Data in this exercise -
________________________________________

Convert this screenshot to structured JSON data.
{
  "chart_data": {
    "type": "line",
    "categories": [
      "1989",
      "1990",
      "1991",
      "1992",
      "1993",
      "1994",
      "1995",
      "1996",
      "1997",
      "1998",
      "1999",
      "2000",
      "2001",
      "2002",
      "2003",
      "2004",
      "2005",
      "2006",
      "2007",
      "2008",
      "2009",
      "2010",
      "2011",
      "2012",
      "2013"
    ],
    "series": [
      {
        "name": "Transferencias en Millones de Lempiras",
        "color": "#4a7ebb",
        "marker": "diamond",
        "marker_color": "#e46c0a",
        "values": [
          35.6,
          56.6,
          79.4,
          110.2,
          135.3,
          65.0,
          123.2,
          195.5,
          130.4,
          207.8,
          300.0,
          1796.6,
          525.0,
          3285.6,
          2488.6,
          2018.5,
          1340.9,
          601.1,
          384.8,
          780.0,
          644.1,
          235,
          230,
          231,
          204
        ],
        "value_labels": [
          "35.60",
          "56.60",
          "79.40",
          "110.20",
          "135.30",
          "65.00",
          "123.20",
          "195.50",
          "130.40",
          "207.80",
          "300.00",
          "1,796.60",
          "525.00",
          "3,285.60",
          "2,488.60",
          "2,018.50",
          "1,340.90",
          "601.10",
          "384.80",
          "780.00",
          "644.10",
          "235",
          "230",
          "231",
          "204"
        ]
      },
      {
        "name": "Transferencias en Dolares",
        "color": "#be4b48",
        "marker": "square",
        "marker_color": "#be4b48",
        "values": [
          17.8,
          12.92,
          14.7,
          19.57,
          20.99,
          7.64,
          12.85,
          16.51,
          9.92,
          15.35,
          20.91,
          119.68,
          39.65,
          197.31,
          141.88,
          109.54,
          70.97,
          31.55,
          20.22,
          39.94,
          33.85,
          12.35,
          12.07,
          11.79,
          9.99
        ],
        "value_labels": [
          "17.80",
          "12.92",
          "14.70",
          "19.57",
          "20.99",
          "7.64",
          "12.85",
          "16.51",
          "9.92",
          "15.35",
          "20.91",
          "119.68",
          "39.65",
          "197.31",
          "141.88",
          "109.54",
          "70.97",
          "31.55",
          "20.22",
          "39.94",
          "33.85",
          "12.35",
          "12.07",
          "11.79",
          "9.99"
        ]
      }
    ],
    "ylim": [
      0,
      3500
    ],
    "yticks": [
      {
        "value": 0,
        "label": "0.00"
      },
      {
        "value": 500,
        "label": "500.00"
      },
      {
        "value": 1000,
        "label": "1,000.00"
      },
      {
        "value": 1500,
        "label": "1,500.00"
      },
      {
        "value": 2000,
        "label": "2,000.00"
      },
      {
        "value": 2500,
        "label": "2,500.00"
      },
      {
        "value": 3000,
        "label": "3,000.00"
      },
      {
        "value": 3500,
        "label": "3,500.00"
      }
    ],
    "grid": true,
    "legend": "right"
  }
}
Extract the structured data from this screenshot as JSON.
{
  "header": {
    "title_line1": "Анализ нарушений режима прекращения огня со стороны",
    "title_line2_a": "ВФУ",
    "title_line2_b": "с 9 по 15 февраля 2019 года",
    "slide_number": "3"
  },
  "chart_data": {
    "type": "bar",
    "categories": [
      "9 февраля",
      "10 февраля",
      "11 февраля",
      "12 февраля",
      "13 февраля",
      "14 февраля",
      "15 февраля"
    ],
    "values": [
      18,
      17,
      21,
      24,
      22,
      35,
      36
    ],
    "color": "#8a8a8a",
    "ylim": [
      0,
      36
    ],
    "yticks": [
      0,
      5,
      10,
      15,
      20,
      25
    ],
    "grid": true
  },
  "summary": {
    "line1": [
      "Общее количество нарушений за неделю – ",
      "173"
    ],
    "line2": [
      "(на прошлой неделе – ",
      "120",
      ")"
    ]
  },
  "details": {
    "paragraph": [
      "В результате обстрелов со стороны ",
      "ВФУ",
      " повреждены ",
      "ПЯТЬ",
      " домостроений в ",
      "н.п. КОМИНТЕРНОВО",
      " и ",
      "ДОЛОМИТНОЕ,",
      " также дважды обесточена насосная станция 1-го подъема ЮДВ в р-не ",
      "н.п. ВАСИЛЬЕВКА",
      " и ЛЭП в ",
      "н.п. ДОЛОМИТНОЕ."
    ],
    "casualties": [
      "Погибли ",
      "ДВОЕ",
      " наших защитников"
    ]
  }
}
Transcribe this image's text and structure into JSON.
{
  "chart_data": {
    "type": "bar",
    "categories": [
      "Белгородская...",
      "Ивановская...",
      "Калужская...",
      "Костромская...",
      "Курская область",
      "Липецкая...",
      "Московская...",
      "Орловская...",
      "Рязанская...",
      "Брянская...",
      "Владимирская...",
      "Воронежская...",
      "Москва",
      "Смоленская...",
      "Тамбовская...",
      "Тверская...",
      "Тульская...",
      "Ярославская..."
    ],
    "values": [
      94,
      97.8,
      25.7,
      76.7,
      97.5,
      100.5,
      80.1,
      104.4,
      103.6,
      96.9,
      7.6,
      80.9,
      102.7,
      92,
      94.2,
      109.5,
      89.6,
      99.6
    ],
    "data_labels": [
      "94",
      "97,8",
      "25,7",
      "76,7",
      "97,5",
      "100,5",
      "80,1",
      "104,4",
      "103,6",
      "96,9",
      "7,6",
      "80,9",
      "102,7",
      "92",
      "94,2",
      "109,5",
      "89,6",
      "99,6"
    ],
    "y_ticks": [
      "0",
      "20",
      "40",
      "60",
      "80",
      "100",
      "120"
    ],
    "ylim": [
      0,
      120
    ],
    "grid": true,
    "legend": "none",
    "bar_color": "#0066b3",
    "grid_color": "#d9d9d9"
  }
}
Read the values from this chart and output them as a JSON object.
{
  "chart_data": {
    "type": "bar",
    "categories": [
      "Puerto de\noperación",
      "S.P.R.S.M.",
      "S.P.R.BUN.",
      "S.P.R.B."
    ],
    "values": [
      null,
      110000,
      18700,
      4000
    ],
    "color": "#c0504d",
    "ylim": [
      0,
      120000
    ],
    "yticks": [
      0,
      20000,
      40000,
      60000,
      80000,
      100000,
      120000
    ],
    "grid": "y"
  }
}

________________________________________

What you are asked to do - Using the listing above, return all lines where the word "JSON" occurs.

Response for this exercise -
Convert this screenshot to structured JSON data.
Extract the structured data from this screenshot as JSON.
Transcribe this image's text and structure into JSON.
Read the values from this chart and output them as a JSON object.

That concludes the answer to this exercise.